- Exercise: Check each line of the records below for the word "obligations" and copy those where it appears.

━━━━━ Exercise data ━━━━━

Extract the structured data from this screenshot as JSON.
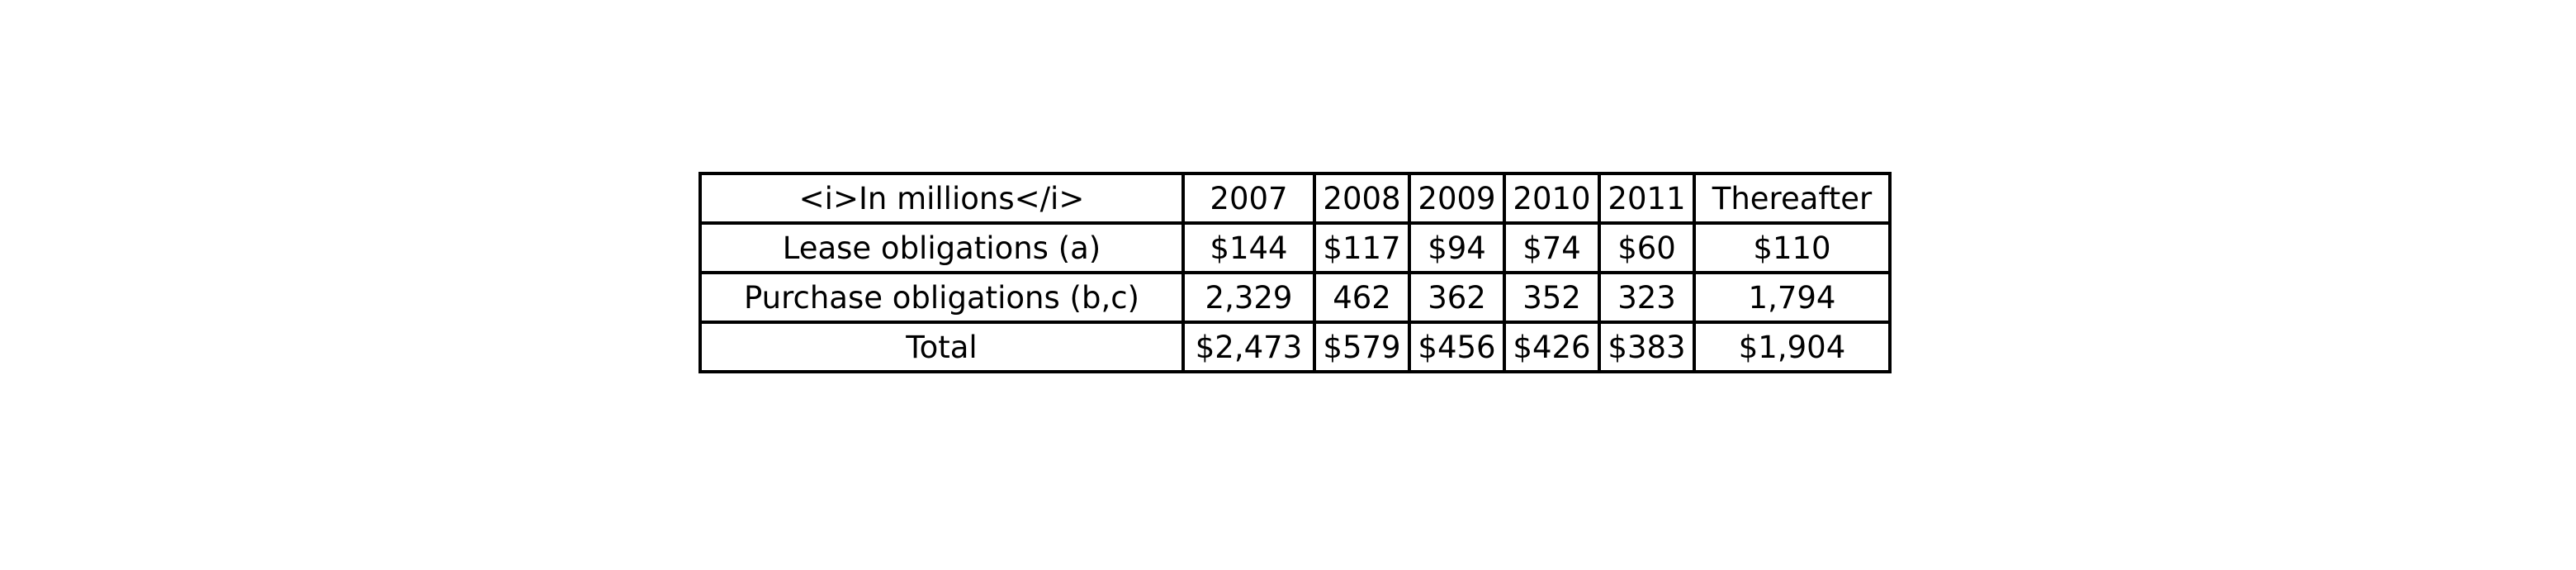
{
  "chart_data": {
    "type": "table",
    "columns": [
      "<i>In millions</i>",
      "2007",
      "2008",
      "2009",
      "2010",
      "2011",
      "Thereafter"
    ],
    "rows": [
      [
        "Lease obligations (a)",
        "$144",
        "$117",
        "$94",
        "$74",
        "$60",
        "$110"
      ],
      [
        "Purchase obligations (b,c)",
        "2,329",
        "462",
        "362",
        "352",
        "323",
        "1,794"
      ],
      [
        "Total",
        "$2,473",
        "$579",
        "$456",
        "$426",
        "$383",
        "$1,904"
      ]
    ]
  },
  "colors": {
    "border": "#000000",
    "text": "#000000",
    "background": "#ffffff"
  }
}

━━━━━
━━━━━ Exercise data ━━━━━

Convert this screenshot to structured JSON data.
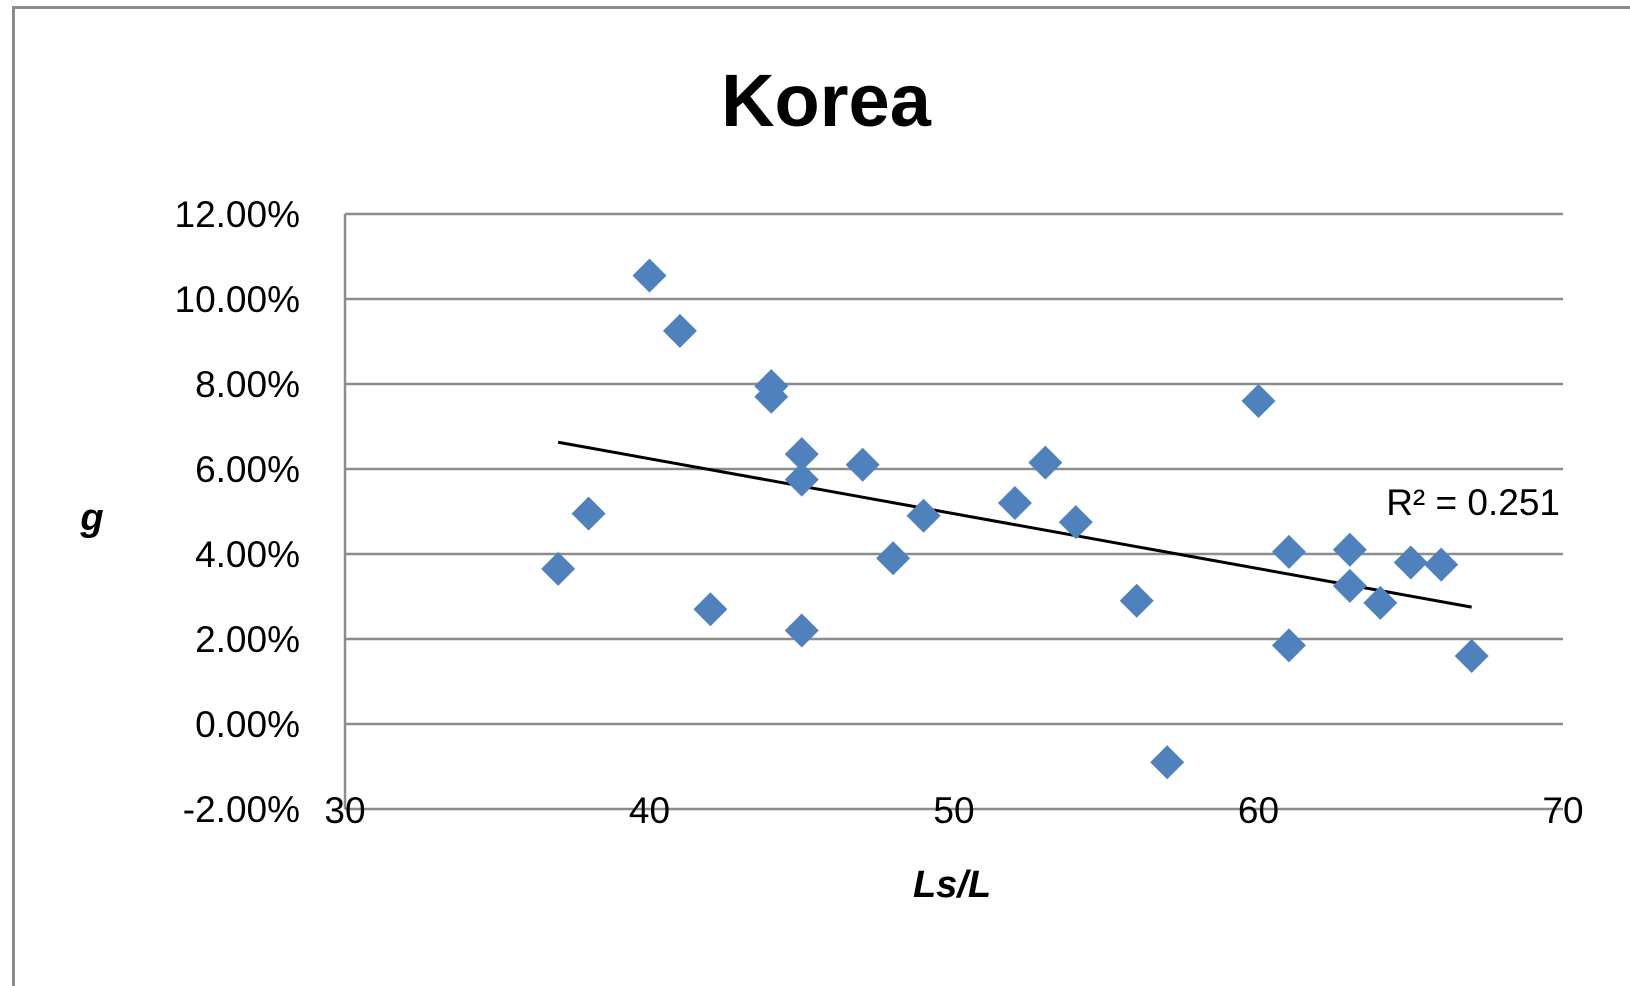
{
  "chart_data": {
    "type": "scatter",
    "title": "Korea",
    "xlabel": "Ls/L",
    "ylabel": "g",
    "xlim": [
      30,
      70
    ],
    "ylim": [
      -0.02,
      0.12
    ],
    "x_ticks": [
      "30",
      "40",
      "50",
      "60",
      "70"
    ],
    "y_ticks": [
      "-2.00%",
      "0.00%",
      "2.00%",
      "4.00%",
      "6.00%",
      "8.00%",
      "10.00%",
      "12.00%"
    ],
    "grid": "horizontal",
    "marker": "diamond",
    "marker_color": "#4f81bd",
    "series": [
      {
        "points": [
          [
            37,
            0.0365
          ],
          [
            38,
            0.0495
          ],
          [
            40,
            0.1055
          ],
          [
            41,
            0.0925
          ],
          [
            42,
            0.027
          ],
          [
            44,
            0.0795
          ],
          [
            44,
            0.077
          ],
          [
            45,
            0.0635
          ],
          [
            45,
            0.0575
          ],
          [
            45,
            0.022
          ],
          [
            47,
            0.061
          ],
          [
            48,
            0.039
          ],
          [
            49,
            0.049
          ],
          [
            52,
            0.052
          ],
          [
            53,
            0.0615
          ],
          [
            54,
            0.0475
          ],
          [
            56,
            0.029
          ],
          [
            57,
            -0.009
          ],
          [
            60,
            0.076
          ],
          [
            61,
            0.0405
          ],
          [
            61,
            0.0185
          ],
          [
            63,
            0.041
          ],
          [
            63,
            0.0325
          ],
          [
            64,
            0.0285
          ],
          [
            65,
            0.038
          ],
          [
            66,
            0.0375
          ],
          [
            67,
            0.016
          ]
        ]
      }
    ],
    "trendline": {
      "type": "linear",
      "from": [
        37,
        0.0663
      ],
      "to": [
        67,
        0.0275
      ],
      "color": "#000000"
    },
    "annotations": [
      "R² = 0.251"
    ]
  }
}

━━━━━

- Result below:
        "Lease obligations (a)",
        "Purchase obligations (b,c)",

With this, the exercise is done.